#### SUPPLIED INFORMATION

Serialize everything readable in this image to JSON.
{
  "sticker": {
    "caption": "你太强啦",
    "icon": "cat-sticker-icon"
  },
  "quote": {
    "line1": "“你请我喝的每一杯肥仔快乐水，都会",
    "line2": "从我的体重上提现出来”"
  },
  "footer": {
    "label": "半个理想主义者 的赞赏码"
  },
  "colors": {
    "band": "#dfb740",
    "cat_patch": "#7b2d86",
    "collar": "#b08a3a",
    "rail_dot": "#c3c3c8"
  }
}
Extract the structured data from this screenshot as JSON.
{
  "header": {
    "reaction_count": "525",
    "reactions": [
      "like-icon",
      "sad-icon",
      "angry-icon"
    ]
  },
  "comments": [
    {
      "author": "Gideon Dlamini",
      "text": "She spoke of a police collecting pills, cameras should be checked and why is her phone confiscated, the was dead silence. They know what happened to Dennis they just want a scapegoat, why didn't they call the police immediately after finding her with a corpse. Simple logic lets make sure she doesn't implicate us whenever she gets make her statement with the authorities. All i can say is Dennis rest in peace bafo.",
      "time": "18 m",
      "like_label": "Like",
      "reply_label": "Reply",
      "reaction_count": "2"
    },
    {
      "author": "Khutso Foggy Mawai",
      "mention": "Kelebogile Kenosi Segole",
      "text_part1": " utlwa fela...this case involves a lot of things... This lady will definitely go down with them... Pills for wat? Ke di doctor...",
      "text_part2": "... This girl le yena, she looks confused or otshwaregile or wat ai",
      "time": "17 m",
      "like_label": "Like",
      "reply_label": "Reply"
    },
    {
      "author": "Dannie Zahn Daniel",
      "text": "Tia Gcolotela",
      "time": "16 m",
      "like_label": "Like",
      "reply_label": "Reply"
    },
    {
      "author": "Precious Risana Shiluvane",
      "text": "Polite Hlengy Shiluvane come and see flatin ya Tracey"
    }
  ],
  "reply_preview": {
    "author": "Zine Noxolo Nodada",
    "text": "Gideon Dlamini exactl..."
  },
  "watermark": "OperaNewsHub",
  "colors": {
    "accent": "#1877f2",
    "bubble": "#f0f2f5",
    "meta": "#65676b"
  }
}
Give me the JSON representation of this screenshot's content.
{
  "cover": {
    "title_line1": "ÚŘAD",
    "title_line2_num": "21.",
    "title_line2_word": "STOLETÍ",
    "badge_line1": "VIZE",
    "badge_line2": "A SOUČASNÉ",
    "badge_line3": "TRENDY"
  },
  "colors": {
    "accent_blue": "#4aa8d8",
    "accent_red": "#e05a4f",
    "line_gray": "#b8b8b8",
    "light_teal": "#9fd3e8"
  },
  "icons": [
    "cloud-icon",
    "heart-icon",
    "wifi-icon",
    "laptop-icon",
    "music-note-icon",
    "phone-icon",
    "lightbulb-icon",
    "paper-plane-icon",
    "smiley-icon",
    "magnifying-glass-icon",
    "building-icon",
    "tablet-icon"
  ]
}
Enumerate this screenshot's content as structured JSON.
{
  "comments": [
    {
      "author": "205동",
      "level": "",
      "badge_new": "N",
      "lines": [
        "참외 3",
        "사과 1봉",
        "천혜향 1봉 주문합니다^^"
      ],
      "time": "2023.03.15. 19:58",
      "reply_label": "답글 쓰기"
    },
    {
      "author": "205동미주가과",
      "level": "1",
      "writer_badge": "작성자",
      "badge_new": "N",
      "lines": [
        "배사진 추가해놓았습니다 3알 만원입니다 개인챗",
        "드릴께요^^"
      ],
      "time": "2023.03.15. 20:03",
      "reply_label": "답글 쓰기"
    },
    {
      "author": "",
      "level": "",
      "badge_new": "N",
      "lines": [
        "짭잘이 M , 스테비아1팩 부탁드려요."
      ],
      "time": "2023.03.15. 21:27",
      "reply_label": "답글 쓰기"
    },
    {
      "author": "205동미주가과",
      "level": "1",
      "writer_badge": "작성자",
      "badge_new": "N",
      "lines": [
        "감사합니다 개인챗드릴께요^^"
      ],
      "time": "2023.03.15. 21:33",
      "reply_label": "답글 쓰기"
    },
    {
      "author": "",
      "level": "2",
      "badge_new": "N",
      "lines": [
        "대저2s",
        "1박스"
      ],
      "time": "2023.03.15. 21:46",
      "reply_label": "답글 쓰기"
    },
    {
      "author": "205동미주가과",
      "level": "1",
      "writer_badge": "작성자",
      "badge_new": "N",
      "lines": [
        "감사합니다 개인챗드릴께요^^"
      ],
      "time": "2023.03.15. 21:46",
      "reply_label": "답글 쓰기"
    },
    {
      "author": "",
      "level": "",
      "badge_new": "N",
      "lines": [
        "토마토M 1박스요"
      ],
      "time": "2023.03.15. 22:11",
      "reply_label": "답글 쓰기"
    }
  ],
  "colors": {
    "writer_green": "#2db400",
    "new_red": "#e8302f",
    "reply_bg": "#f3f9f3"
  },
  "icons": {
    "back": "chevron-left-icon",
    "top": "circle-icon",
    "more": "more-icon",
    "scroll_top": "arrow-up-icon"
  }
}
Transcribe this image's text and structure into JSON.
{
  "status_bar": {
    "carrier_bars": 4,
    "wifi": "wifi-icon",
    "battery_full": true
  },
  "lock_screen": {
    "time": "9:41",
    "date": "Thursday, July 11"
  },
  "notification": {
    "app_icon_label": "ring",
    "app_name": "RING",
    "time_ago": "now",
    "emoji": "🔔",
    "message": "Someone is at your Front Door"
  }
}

########

#### [TASK PROMPT]
Restate all of the entries exactly, please.

#### [RESULT FOR THIS EXERCISE]
Serialize everything readable in this image to JSON.
{
  "sticker": {
    "caption": "你太强啦",
    "icon": "cat-sticker-icon"
  },
  "quote": {
    "line1": "“你请我喝的每一杯肥仔快乐水，都会",
    "line2": "从我的体重上提现出来”"
  },
  "footer": {
    "label": "半个理想主义者 的赞赏码"
  },
  "colors": {
    "band": "#dfb740",
    "cat_patch": "#7b2d86",
    "collar": "#b08a3a",
    "rail_dot": "#c3c3c8"
  }
}
Extract the structured data from this screenshot as JSON.
{
  "header": {
    "reaction_count": "525",
    "reactions": [
      "like-icon",
      "sad-icon",
      "angry-icon"
    ]
  },
  "comments": [
    {
      "author": "Gideon Dlamini",
      "text": "She spoke of a police collecting pills, cameras should be checked and why is her phone confiscated, the was dead silence. They know what happened to Dennis they just want a scapegoat, why didn't they call the police immediately after finding her with a corpse. Simple logic lets make sure she doesn't implicate us whenever she gets make her statement with the authorities. All i can say is Dennis rest in peace bafo.",
      "time": "18 m",
      "like_label": "Like",
      "reply_label": "Reply",
      "reaction_count": "2"
    },
    {
      "author": "Khutso Foggy Mawai",
      "mention": "Kelebogile Kenosi Segole",
      "text_part1": " utlwa fela...this case involves a lot of things... This lady will definitely go down with them... Pills for wat? Ke di doctor...",
      "text_part2": "... This girl le yena, she looks confused or otshwaregile or wat ai",
      "time": "17 m",
      "like_label": "Like",
      "reply_label": "Reply"
    },
    {
      "author": "Dannie Zahn Daniel",
      "text": "Tia Gcolotela",
      "time": "16 m",
      "like_label": "Like",
      "reply_label": "Reply"
    },
    {
      "author": "Precious Risana Shiluvane",
      "text": "Polite Hlengy Shiluvane come and see flatin ya Tracey"
    }
  ],
  "reply_preview": {
    "author": "Zine Noxolo Nodada",
    "text": "Gideon Dlamini exactl..."
  },
  "watermark": "OperaNewsHub",
  "colors": {
    "accent": "#1877f2",
    "bubble": "#f0f2f5",
    "meta": "#65676b"
  }
}
Give me the JSON representation of this screenshot's content.
{
  "cover": {
    "title_line1": "ÚŘAD",
    "title_line2_num": "21.",
    "title_line2_word": "STOLETÍ",
    "badge_line1": "VIZE",
    "badge_line2": "A SOUČASNÉ",
    "badge_line3": "TRENDY"
  },
  "colors": {
    "accent_blue": "#4aa8d8",
    "accent_red": "#e05a4f",
    "line_gray": "#b8b8b8",
    "light_teal": "#9fd3e8"
  },
  "icons": [
    "cloud-icon",
    "heart-icon",
    "wifi-icon",
    "laptop-icon",
    "music-note-icon",
    "phone-icon",
    "lightbulb-icon",
    "paper-plane-icon",
    "smiley-icon",
    "magnifying-glass-icon",
    "building-icon",
    "tablet-icon"
  ]
}
Enumerate this screenshot's content as structured JSON.
{
  "comments": [
    {
      "author": "205동",
      "level": "",
      "badge_new": "N",
      "lines": [
        "참외 3",
        "사과 1봉",
        "천혜향 1봉 주문합니다^^"
      ],
      "time": "2023.03.15. 19:58",
      "reply_label": "답글 쓰기"
    },
    {
      "author": "205동미주가과",
      "level": "1",
      "writer_badge": "작성자",
      "badge_new": "N",
      "lines": [
        "배사진 추가해놓았습니다 3알 만원입니다 개인챗",
        "드릴께요^^"
      ],
      "time": "2023.03.15. 20:03",
      "reply_label": "답글 쓰기"
    },
    {
      "author": "",
      "level": "",
      "badge_new": "N",
      "lines": [
        "짭잘이 M , 스테비아1팩 부탁드려요."
      ],
      "time": "2023.03.15. 21:27",
      "reply_label": "답글 쓰기"
    },
    {
      "author": "205동미주가과",
      "level": "1",
      "writer_badge": "작성자",
      "badge_new": "N",
      "lines": [
        "감사합니다 개인챗드릴께요^^"
      ],
      "time": "2023.03.15. 21:33",
      "reply_label": "답글 쓰기"
    },
    {
      "author": "",
      "level": "2",
      "badge_new": "N",
      "lines": [
        "대저2s",
        "1박스"
      ],
      "time": "2023.03.15. 21:46",
      "reply_label": "답글 쓰기"
    },
    {
      "author": "205동미주가과",
      "level": "1",
      "writer_badge": "작성자",
      "badge_new": "N",
      "lines": [
        "감사합니다 개인챗드릴께요^^"
      ],
      "time": "2023.03.15. 21:46",
      "reply_label": "답글 쓰기"
    },
    {
      "author": "",
      "level": "",
      "badge_new": "N",
      "lines": [
        "토마토M 1박스요"
      ],
      "time": "2023.03.15. 22:11",
      "reply_label": "답글 쓰기"
    }
  ],
  "colors": {
    "writer_green": "#2db400",
    "new_red": "#e8302f",
    "reply_bg": "#f3f9f3"
  },
  "icons": {
    "back": "chevron-left-icon",
    "top": "circle-icon",
    "more": "more-icon",
    "scroll_top": "arrow-up-icon"
  }
}
Transcribe this image's text and structure into JSON.
{
  "status_bar": {
    "carrier_bars": 4,
    "wifi": "wifi-icon",
    "battery_full": true
  },
  "lock_screen": {
    "time": "9:41",
    "date": "Thursday, July 11"
  },
  "notification": {
    "app_icon_label": "ring",
    "app_name": "RING",
    "time_ago": "now",
    "emoji": "🔔",
    "message": "Someone is at your Front Door"
  }
}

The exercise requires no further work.